-- Start of Provided entries --

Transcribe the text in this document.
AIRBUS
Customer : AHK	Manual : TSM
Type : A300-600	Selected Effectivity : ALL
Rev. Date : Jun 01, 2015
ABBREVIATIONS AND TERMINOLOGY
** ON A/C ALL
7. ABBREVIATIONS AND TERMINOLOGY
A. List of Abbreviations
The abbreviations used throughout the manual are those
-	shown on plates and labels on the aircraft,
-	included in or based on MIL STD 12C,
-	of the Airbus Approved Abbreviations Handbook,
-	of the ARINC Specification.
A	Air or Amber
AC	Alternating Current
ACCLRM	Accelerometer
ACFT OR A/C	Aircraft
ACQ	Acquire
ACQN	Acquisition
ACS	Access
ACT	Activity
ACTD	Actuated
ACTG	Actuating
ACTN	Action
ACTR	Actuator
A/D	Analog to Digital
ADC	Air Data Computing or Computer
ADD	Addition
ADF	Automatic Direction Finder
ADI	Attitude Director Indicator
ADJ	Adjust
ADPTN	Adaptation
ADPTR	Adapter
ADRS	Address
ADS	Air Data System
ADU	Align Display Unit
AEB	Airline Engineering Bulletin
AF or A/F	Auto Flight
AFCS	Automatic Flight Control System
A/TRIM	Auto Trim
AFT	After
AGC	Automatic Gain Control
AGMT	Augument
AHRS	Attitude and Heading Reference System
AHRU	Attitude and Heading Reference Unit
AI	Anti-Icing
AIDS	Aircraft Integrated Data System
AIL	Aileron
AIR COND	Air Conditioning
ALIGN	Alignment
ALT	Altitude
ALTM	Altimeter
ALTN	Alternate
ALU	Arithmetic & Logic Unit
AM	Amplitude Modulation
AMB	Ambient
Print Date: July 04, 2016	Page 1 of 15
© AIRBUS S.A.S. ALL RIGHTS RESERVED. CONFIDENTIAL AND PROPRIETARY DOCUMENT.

-- End of Provided entries --
-- Start of Provided entries --

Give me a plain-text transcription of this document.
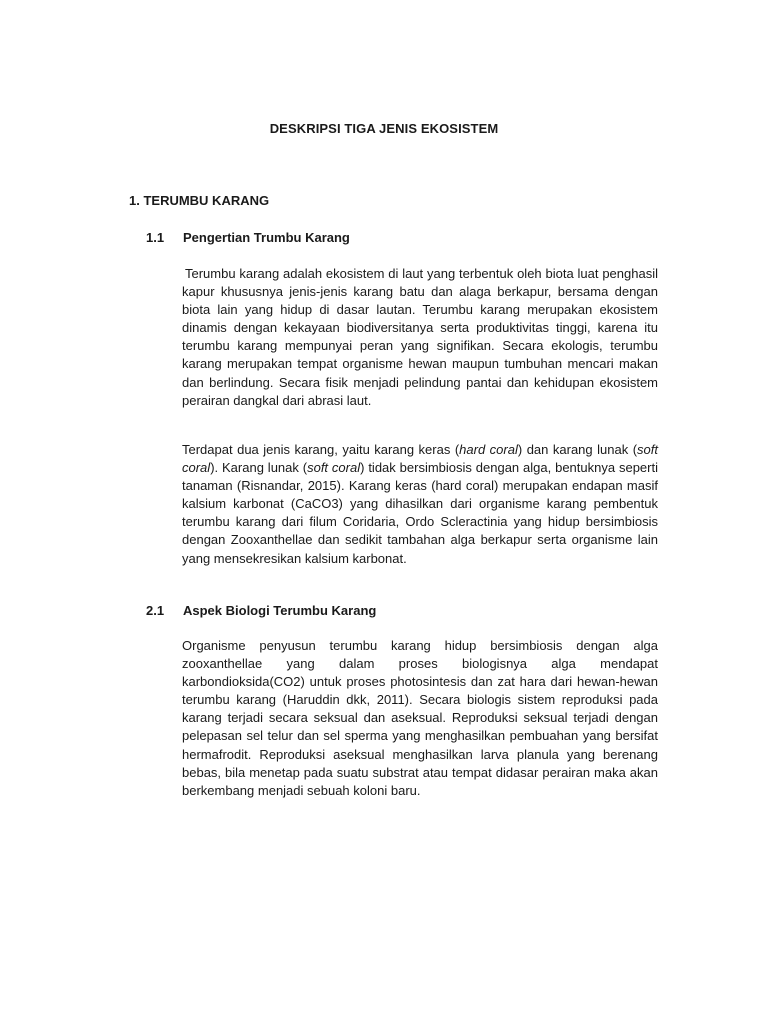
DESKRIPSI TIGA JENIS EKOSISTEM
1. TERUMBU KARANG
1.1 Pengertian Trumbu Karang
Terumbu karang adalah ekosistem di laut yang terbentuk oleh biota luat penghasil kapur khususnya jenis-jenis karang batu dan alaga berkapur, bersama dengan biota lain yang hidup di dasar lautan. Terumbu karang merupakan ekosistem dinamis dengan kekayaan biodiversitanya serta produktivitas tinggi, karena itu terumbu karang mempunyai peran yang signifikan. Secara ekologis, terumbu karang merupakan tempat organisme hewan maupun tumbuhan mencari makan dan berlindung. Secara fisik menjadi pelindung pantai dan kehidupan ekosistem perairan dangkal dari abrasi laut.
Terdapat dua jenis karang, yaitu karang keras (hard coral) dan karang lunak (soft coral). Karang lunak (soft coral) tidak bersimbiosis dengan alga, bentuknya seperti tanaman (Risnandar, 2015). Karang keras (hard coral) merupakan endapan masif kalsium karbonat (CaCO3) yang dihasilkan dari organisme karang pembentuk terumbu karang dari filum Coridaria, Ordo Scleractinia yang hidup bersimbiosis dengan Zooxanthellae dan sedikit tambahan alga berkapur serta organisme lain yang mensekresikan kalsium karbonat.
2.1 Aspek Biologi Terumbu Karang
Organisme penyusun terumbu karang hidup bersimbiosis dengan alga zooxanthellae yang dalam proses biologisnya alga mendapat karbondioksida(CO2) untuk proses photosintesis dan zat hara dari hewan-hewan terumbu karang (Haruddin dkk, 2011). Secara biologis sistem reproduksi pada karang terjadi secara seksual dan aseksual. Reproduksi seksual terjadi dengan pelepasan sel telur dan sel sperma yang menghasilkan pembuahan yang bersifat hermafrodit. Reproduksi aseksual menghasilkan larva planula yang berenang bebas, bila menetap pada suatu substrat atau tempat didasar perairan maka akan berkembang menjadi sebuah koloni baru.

-- End of Provided entries --

▸ **Work to complete**
Extract every line containing the string "this" from the material.

▸ **Exercise solution**
Transcribe the text in this document.
Give me a plain-text transcription of this document.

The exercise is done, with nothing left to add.